**Problem details:** Count every line that holds the string "CashRequest", then give that number alone.

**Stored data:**
———

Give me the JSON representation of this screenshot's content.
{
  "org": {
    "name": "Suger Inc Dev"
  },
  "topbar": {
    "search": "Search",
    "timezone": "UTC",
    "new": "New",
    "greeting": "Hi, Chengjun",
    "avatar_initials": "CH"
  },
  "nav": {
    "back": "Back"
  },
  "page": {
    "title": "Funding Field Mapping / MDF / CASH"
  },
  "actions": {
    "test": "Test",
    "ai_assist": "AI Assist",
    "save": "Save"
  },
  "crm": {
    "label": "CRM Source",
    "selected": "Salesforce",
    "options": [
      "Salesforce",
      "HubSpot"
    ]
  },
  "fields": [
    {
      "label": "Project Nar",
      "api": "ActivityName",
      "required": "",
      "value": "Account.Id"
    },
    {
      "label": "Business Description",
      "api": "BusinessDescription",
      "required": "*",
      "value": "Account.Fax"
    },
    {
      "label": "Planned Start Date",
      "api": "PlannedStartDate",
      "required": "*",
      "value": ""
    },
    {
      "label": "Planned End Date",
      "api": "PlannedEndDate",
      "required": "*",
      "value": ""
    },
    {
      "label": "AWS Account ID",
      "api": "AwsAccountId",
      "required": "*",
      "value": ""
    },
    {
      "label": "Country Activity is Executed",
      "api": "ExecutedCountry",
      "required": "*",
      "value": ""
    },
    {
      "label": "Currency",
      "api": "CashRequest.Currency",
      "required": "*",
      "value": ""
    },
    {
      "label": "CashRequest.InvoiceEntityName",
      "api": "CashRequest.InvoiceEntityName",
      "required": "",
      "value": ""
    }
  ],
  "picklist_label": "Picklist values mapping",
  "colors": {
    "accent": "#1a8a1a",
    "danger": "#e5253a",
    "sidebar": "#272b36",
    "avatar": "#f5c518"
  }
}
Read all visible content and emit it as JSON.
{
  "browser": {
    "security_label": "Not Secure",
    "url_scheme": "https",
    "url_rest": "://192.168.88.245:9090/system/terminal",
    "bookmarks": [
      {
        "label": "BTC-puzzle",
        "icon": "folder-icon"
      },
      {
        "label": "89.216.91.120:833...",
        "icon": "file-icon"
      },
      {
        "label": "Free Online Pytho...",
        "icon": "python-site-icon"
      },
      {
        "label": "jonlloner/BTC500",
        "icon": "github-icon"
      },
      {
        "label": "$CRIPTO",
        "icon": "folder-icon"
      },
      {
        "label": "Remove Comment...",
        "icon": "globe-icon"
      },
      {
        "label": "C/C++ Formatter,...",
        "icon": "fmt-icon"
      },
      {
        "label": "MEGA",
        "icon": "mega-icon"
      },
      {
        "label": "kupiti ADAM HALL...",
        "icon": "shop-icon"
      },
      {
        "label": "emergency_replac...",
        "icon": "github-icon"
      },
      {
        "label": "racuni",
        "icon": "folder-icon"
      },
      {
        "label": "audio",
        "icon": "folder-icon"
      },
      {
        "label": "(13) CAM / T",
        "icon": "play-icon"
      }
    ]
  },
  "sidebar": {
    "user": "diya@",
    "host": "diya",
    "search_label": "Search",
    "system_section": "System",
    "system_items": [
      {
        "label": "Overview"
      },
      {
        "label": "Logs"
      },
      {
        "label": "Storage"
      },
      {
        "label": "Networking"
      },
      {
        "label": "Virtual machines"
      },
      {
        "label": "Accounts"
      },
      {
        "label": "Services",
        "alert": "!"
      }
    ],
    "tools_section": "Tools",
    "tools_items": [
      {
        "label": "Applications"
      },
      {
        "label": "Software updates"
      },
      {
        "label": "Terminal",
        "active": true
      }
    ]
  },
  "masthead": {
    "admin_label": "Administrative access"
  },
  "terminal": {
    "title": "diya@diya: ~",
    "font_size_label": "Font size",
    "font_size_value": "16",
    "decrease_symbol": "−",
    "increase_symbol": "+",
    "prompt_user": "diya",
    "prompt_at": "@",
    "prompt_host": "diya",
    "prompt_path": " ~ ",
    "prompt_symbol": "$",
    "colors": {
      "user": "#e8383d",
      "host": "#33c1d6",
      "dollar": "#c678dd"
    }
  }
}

———

**Response below:** 3